• **The exercise**
Within the material below, find each line bearing the word "的坐标是" and present it.

(Stored records)

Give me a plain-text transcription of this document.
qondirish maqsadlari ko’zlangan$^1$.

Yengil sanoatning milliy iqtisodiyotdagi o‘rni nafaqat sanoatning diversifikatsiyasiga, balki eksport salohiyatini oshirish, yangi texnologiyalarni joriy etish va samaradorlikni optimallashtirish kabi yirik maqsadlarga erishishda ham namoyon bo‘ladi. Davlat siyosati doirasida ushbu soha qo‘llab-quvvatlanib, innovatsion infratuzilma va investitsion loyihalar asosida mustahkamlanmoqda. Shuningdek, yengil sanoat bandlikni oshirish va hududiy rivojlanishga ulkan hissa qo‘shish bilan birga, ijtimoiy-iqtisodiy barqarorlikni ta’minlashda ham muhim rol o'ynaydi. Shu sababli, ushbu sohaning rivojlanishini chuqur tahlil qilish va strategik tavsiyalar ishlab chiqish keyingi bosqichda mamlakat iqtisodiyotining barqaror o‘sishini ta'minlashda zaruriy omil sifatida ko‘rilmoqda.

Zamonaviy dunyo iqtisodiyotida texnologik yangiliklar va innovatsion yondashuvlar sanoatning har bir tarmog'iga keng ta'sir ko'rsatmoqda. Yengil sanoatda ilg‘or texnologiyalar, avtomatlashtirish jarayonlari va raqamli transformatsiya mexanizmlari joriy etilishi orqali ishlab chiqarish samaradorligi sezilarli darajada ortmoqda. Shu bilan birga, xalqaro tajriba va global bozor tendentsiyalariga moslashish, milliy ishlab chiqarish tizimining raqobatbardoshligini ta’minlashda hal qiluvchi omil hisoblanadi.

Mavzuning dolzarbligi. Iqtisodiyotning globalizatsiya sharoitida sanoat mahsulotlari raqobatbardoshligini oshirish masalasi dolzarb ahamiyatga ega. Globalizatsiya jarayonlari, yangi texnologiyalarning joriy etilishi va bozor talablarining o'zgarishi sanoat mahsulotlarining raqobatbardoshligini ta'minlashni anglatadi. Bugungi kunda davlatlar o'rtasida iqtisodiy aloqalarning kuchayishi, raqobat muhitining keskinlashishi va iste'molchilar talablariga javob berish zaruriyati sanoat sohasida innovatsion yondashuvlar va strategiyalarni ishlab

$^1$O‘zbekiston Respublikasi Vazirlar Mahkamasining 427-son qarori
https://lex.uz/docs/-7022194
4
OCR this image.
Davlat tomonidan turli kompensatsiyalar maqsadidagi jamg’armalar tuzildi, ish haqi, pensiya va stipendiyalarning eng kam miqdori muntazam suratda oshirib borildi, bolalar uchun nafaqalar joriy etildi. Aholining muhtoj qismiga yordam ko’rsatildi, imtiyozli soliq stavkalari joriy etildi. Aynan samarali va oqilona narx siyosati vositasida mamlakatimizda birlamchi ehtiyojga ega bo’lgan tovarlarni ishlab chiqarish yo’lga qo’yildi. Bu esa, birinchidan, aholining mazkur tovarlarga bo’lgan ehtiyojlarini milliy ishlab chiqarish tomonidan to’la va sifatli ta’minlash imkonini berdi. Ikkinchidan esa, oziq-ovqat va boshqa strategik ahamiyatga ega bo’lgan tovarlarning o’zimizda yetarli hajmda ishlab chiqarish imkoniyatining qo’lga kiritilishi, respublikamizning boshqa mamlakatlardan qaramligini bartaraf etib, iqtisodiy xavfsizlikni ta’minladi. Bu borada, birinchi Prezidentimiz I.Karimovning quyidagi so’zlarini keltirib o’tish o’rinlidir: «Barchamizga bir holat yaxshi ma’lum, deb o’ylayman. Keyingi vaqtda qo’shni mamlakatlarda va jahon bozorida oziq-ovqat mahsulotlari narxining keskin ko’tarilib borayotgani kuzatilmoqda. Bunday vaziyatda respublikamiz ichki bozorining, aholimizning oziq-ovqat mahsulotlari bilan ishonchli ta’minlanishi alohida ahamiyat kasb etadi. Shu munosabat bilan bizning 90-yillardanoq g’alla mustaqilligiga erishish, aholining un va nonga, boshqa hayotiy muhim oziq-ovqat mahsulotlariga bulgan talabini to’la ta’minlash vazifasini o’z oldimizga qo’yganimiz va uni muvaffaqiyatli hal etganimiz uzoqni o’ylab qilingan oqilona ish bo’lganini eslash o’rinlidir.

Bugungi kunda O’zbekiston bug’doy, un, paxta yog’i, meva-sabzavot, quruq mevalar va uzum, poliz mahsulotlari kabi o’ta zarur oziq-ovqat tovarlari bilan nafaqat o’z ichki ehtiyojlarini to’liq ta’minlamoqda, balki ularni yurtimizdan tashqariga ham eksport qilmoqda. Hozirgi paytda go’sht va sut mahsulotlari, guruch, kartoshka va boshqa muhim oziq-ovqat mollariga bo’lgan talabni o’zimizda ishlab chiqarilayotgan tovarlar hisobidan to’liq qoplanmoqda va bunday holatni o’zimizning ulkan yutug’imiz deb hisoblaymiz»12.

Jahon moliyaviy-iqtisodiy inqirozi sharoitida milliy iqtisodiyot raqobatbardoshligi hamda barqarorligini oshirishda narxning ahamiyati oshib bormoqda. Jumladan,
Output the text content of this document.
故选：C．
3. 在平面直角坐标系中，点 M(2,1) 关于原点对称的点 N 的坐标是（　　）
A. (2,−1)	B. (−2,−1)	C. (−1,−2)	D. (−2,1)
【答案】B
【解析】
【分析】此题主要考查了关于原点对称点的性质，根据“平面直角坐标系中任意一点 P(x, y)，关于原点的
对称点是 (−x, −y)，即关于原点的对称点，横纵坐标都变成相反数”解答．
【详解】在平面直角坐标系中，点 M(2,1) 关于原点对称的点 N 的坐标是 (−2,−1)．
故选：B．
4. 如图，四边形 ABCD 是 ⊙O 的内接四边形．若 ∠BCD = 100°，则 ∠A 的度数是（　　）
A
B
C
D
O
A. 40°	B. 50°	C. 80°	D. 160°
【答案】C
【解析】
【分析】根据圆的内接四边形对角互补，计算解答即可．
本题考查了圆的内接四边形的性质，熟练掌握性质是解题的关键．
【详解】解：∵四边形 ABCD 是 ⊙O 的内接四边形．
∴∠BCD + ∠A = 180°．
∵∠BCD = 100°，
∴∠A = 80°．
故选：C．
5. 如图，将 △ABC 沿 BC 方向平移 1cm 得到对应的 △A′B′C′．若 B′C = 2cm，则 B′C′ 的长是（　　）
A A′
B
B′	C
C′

• **Answer for this exercise**
3. 在平面直角坐标系中，点 M(2,1) 关于原点对称的点 N 的坐标是（　　）
【详解】在平面直角坐标系中，点 M(2,1) 关于原点对称的点 N 的坐标是 (−2,−1)．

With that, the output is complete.